→ **SHORT EXERCISE**:
Find and copy every line in the records that includes the string "пожароопасных".

→ **INFORMATION PROVIDED**:

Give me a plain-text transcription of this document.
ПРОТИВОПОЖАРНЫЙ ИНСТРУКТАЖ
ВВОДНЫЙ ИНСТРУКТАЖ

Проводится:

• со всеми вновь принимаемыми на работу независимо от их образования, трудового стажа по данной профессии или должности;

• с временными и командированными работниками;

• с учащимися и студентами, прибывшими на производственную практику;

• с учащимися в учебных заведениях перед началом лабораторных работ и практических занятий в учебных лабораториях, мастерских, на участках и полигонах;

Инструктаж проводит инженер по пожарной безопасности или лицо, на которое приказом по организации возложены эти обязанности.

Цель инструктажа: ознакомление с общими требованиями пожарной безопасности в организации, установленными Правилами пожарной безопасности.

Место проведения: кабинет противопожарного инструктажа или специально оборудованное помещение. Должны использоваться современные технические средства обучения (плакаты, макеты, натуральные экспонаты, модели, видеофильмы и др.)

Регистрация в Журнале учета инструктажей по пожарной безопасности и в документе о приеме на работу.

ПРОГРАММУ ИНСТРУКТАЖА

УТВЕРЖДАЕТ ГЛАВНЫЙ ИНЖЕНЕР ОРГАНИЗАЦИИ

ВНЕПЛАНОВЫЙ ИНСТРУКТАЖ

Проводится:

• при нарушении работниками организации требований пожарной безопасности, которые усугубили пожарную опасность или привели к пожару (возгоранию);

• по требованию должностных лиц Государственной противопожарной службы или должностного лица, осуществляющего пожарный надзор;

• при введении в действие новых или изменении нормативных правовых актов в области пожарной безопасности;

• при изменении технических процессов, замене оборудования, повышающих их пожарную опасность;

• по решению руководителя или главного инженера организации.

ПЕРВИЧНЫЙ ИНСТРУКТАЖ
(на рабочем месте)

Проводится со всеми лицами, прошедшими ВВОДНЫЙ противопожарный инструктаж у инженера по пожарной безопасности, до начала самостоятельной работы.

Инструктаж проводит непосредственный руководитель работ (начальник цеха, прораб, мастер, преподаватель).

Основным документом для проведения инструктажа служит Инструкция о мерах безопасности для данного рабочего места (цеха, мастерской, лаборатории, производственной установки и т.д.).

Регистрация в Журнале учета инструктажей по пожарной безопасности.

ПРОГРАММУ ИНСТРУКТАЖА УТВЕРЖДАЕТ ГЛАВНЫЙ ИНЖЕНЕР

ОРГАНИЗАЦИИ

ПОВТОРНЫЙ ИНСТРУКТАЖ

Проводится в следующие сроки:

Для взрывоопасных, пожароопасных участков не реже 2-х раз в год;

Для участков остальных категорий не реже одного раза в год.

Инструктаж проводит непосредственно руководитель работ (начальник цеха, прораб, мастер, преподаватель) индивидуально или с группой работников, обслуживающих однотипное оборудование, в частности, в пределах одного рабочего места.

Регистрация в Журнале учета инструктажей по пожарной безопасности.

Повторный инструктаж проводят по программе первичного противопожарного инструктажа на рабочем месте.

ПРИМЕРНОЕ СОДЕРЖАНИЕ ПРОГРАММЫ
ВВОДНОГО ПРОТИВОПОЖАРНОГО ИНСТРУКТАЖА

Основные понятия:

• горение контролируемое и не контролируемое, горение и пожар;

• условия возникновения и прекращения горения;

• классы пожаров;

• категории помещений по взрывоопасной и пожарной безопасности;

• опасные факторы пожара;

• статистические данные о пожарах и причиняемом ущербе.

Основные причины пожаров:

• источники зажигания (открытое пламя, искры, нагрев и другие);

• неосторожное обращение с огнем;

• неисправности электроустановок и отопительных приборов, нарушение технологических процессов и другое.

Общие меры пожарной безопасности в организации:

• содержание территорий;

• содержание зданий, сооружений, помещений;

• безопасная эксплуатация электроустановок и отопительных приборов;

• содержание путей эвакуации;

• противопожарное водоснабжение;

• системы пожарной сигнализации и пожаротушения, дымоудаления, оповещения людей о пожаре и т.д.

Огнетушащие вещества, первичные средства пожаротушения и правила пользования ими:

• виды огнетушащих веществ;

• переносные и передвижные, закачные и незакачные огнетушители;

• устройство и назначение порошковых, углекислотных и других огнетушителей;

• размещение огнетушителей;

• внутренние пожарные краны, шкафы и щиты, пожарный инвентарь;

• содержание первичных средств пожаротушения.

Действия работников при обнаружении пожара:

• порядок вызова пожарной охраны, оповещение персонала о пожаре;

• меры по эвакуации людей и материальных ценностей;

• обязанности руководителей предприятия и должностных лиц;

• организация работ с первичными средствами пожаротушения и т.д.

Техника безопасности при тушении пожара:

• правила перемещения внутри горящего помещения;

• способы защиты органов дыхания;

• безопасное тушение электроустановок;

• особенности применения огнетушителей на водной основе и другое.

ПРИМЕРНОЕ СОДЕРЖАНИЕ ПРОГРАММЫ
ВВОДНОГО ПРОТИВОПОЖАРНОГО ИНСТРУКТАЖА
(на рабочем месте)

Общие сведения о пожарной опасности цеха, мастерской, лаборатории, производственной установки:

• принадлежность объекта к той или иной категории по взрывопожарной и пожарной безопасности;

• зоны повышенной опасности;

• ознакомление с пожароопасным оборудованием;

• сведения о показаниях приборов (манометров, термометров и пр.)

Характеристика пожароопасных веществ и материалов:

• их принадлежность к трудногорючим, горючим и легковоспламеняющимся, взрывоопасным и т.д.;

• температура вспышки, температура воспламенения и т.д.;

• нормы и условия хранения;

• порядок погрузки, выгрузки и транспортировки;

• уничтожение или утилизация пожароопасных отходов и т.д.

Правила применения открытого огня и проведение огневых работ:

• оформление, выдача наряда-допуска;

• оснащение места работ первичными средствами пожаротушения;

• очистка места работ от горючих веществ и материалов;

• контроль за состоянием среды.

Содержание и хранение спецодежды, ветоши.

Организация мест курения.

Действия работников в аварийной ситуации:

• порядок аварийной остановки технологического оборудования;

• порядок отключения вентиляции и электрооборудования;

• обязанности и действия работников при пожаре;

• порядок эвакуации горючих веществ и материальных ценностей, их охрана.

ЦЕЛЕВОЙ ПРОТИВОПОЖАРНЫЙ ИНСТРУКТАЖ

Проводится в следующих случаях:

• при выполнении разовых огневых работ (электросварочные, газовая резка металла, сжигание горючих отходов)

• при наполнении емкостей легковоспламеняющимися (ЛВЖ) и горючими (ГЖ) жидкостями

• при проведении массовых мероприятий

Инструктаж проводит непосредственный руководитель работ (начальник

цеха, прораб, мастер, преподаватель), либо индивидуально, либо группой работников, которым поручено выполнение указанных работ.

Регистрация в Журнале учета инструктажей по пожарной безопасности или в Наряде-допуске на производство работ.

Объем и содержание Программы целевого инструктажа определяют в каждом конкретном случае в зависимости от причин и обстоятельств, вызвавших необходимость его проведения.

→ **THE ANSWER**:
Для взрывоопасных, пожароопасных участков не реже 2-х раз в год;
Характеристика пожароопасных веществ и материалов:
• уничтожение или утилизация пожароопасных отходов и т.д.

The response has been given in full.